--- Data for this task ---

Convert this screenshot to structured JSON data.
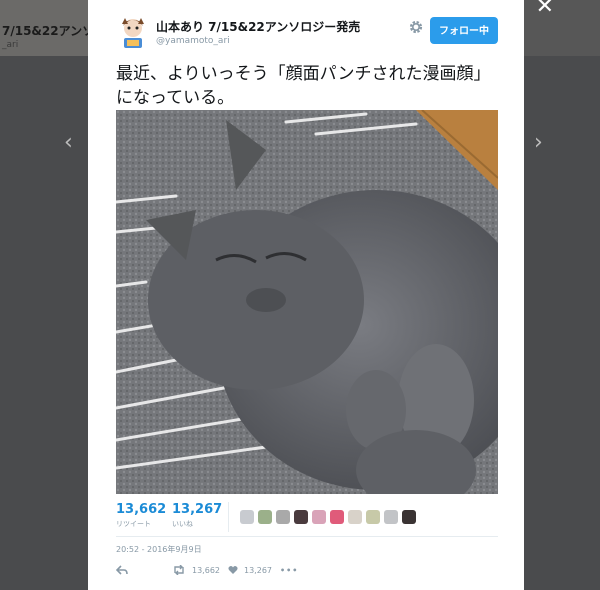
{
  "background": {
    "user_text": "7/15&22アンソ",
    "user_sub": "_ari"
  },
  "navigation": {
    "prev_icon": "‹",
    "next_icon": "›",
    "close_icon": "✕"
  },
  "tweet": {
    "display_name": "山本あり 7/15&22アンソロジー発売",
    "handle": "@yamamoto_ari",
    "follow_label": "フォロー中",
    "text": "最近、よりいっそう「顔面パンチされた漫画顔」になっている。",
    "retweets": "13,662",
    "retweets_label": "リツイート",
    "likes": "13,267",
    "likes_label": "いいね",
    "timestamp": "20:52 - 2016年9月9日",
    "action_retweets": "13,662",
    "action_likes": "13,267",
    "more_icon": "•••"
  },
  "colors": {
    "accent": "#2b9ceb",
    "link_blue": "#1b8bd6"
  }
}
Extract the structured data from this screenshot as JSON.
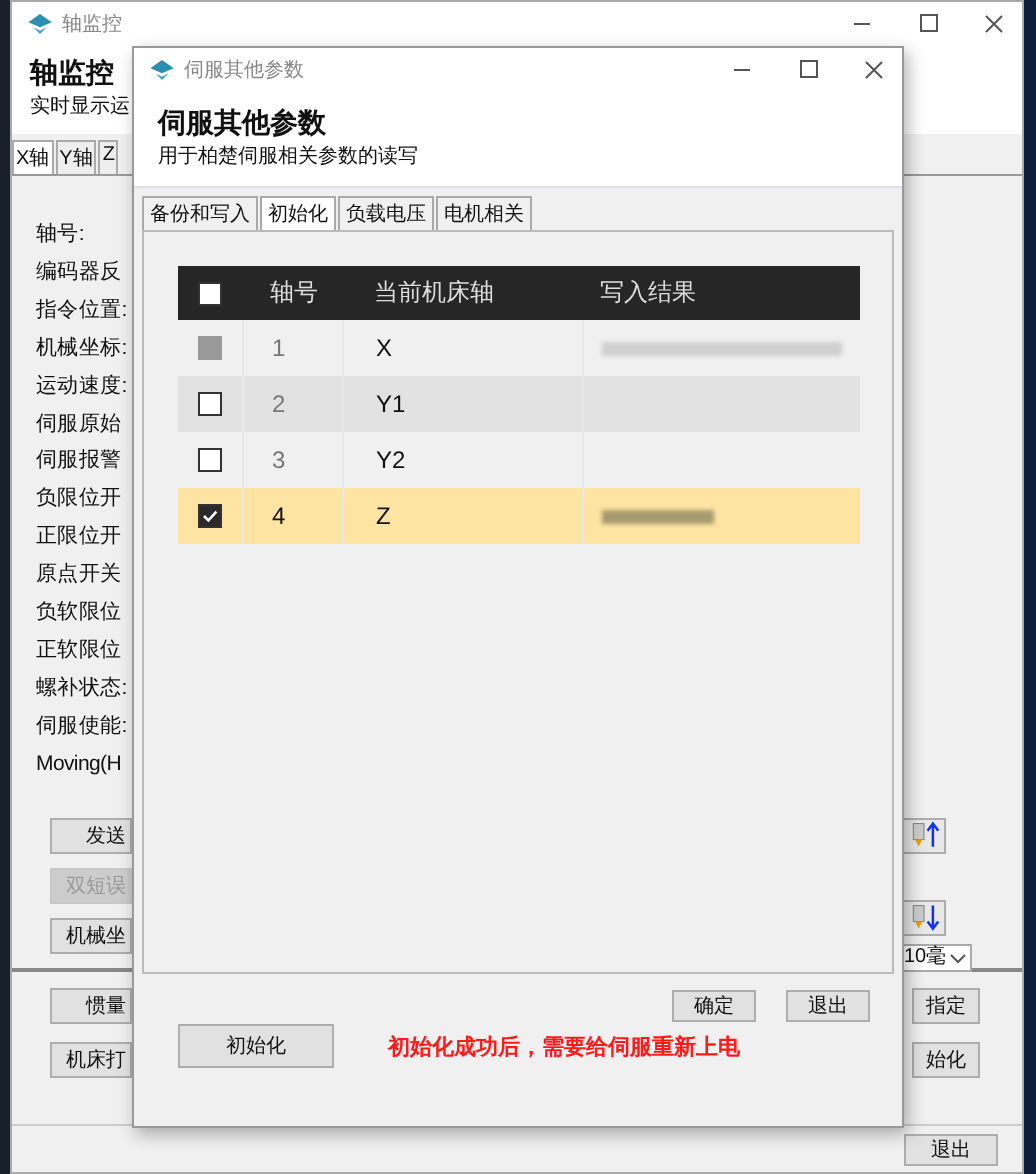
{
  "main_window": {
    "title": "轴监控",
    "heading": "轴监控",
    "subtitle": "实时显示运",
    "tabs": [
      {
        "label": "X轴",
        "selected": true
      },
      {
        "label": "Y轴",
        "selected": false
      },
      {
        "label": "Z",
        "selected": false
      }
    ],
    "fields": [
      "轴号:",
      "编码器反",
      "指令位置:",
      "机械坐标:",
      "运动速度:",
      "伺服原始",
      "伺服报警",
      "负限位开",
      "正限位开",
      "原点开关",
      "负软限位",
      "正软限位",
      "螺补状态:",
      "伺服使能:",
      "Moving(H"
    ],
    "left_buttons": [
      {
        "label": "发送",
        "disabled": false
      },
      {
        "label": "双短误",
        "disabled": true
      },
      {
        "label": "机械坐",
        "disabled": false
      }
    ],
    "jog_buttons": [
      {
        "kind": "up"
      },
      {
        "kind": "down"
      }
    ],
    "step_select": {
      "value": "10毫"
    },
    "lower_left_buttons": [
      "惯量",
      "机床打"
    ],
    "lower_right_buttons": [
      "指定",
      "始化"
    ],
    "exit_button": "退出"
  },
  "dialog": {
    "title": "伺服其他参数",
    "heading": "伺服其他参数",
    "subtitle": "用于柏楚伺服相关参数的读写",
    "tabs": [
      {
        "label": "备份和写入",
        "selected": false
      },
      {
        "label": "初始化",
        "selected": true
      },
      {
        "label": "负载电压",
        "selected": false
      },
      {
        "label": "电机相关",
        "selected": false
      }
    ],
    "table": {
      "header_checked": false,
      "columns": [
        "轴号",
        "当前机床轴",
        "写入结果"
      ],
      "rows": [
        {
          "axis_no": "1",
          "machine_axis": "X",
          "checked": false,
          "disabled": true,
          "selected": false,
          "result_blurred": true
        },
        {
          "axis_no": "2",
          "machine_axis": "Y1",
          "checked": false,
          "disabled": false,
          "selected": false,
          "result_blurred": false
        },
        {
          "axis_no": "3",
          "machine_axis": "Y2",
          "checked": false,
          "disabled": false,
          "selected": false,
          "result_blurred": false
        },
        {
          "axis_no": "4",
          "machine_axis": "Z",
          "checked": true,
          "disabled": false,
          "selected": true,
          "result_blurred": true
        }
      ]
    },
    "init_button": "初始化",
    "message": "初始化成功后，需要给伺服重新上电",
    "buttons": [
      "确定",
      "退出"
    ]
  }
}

---
--- Data for this task ---

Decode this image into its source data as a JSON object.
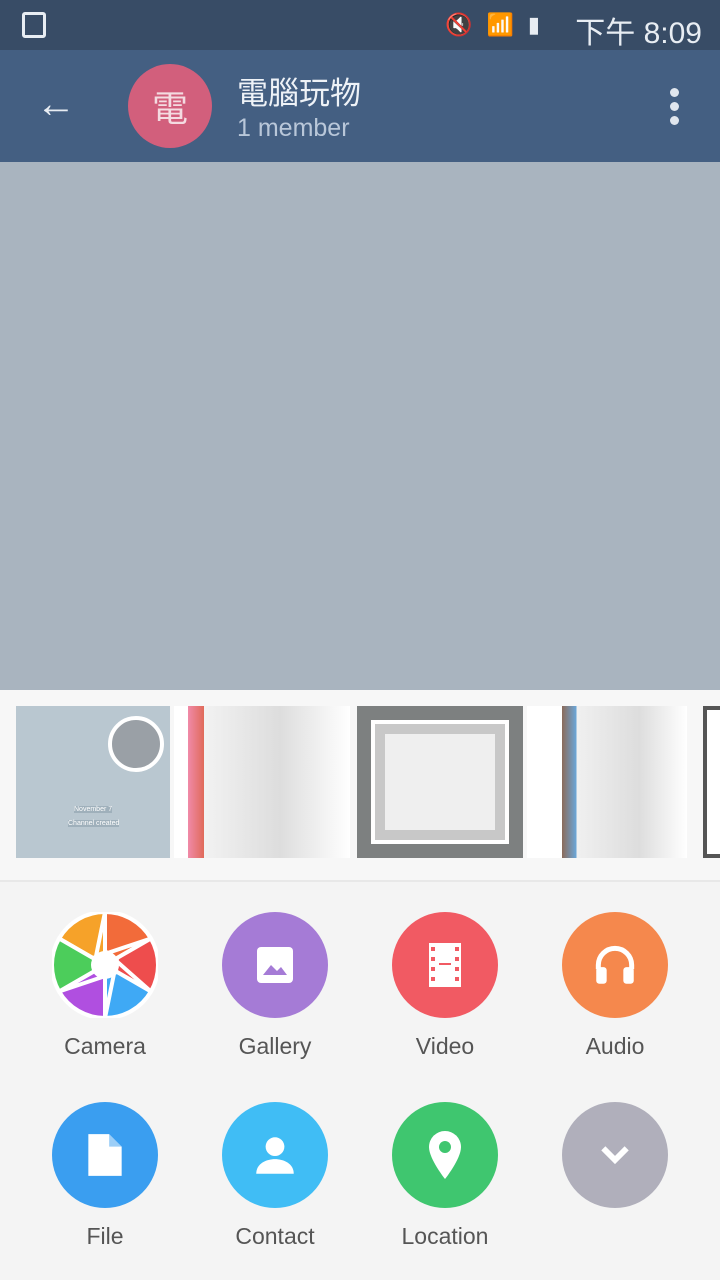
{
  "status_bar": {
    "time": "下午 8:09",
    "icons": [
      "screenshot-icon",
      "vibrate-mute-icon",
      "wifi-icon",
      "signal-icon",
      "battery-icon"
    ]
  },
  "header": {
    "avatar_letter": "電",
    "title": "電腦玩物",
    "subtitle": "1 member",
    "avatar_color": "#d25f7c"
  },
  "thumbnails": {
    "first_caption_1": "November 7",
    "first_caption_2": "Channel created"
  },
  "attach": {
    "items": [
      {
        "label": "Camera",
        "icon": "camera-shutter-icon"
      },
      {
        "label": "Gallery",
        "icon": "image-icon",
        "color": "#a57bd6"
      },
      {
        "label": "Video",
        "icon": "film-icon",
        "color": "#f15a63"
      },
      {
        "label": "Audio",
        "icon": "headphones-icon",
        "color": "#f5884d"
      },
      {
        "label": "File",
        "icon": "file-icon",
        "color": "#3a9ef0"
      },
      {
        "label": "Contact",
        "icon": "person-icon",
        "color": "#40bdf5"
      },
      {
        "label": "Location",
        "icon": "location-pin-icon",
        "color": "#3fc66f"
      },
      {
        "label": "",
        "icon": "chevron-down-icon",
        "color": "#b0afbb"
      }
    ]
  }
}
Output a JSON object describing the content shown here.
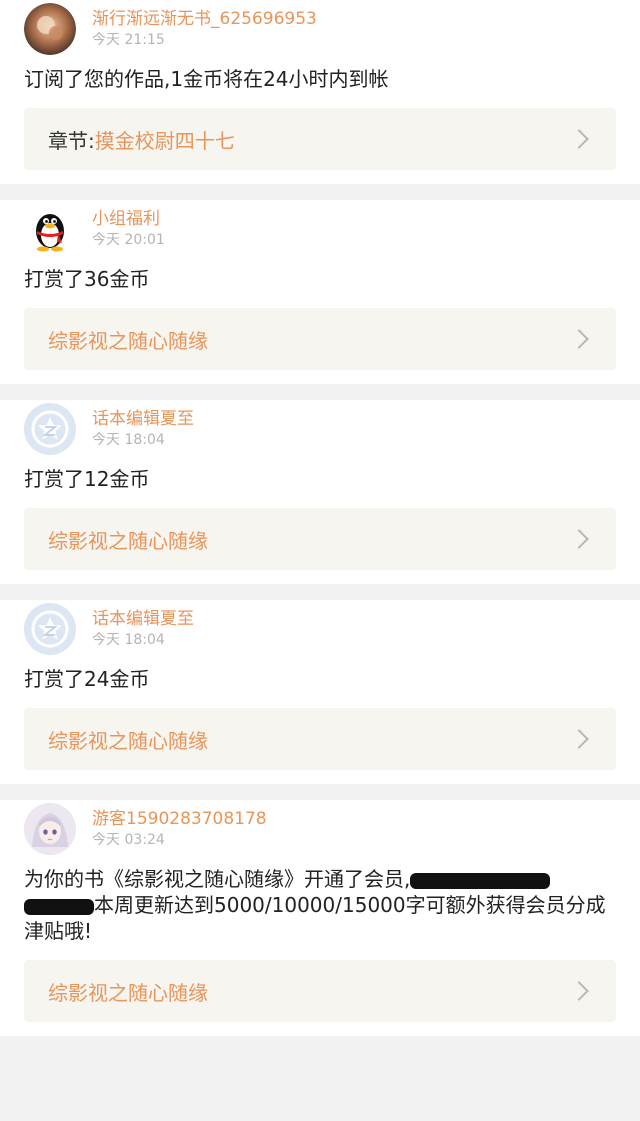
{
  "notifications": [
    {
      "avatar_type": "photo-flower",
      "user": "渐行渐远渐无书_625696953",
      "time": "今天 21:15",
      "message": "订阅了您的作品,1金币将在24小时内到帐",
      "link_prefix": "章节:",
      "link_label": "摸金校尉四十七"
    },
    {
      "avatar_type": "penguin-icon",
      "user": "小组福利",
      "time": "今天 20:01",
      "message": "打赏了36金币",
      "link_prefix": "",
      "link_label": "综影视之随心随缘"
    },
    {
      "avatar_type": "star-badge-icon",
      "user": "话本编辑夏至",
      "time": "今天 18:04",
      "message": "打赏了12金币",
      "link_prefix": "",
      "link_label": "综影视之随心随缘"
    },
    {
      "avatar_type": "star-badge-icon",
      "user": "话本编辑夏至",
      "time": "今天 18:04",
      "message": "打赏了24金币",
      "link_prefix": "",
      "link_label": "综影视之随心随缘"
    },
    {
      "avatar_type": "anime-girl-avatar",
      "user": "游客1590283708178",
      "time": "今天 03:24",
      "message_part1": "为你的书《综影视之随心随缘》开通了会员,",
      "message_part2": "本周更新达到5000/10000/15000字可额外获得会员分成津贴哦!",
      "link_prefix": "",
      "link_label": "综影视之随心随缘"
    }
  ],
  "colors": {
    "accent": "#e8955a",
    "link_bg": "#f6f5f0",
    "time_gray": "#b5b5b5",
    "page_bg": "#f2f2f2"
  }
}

---

Given task » Copy each line of the records containing the string "object".

Response »
Decode this image into its source data as a JSON object.
Output a JSON object describing the content shown here.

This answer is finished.